● **WHAT IS BEING ASKED**
Find every line in the records below that holds the word "Bluetooth", and copy it out.

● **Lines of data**
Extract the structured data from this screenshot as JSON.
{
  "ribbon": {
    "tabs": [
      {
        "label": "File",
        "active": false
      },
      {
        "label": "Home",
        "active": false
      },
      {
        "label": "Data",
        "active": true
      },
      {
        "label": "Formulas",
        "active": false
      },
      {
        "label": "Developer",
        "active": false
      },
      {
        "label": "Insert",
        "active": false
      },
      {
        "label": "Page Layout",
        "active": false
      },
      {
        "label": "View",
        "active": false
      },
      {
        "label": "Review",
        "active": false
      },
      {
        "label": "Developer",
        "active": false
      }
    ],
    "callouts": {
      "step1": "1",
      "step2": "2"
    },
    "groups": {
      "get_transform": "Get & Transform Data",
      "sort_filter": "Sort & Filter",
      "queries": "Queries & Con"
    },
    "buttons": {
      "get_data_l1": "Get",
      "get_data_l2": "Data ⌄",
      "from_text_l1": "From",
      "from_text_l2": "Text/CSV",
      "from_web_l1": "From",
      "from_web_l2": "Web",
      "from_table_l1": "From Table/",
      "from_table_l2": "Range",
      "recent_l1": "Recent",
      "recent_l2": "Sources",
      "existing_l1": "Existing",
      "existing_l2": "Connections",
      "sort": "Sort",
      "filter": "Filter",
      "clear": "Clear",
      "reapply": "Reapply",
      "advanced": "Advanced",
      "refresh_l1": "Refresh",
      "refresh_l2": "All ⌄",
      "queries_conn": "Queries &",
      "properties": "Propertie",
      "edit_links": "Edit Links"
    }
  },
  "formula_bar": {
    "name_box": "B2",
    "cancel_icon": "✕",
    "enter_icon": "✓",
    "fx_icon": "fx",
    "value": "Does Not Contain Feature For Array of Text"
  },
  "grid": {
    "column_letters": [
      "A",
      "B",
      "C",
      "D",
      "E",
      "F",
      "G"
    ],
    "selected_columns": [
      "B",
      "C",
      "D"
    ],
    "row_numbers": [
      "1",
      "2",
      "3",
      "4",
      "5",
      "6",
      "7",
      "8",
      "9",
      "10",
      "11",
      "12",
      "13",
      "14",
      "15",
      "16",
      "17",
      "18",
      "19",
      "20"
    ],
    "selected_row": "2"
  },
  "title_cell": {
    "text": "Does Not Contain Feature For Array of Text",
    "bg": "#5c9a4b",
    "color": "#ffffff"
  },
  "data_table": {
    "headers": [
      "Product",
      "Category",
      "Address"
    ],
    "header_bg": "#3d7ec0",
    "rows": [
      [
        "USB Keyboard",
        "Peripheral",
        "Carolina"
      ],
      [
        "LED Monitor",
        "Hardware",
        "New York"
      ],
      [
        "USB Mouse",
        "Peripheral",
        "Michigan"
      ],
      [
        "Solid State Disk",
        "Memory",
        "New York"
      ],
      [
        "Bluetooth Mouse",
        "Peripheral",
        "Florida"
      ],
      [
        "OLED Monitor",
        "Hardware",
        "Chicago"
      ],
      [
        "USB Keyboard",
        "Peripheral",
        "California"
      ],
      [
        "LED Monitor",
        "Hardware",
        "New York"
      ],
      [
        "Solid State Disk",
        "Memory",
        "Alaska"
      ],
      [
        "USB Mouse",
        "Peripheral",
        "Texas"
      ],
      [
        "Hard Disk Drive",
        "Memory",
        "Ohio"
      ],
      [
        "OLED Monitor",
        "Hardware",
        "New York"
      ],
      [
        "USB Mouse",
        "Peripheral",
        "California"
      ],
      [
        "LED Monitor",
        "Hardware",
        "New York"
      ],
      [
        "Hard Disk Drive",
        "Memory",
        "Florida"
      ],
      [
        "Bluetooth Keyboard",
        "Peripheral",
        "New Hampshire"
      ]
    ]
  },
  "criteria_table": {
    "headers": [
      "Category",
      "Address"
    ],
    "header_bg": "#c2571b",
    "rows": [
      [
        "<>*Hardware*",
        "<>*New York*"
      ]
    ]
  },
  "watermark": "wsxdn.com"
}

● **THE RESPONSE**
        "Bluetooth Mouse",
        "Bluetooth Keyboard",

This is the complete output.